Items listed in a dataset
-*-

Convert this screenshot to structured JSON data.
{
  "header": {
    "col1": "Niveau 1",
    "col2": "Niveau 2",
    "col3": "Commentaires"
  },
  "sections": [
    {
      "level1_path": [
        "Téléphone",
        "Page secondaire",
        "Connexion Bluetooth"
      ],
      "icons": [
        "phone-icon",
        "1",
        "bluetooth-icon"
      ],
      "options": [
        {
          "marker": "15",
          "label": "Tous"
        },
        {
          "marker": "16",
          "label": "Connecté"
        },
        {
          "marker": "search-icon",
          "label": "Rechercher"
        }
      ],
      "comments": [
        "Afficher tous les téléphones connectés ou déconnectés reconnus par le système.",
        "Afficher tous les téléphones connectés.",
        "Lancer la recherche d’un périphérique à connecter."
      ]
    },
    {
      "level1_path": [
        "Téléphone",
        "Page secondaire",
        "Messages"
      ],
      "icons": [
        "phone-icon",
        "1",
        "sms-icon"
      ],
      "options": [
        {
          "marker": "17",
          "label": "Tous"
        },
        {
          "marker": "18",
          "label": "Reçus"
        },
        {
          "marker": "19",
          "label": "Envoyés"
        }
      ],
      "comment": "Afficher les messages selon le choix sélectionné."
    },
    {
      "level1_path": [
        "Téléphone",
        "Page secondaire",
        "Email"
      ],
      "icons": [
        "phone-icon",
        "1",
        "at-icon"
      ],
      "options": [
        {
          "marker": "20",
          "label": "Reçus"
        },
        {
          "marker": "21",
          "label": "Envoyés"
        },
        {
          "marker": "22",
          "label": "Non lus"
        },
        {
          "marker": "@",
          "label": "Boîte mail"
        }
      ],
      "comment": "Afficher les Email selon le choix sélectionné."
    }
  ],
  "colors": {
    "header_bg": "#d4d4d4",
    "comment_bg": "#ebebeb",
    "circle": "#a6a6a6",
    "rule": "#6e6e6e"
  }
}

-*-

- _WRITTEN REQUEST_: Recite the full listing above exactly.

- _EXERCISE ANSWER_:
Convert this screenshot to structured JSON data.
{
  "header": {
    "col1": "Niveau 1",
    "col2": "Niveau 2",
    "col3": "Commentaires"
  },
  "sections": [
    {
      "level1_path": [
        "Téléphone",
        "Page secondaire",
        "Connexion Bluetooth"
      ],
      "icons": [
        "phone-icon",
        "1",
        "bluetooth-icon"
      ],
      "options": [
        {
          "marker": "15",
          "label": "Tous"
        },
        {
          "marker": "16",
          "label": "Connecté"
        },
        {
          "marker": "search-icon",
          "label": "Rechercher"
        }
      ],
      "comments": [
        "Afficher tous les téléphones connectés ou déconnectés reconnus par le système.",
        "Afficher tous les téléphones connectés.",
        "Lancer la recherche d’un périphérique à connecter."
      ]
    },
    {
      "level1_path": [
        "Téléphone",
        "Page secondaire",
        "Messages"
      ],
      "icons": [
        "phone-icon",
        "1",
        "sms-icon"
      ],
      "options": [
        {
          "marker": "17",
          "label": "Tous"
        },
        {
          "marker": "18",
          "label": "Reçus"
        },
        {
          "marker": "19",
          "label": "Envoyés"
        }
      ],
      "comment": "Afficher les messages selon le choix sélectionné."
    },
    {
      "level1_path": [
        "Téléphone",
        "Page secondaire",
        "Email"
      ],
      "icons": [
        "phone-icon",
        "1",
        "at-icon"
      ],
      "options": [
        {
          "marker": "20",
          "label": "Reçus"
        },
        {
          "marker": "21",
          "label": "Envoyés"
        },
        {
          "marker": "22",
          "label": "Non lus"
        },
        {
          "marker": "@",
          "label": "Boîte mail"
        }
      ],
      "comment": "Afficher les Email selon le choix sélectionné."
    }
  ],
  "colors": {
    "header_bg": "#d4d4d4",
    "comment_bg": "#ebebeb",
    "circle": "#a6a6a6",
    "rule": "#6e6e6e"
  }
}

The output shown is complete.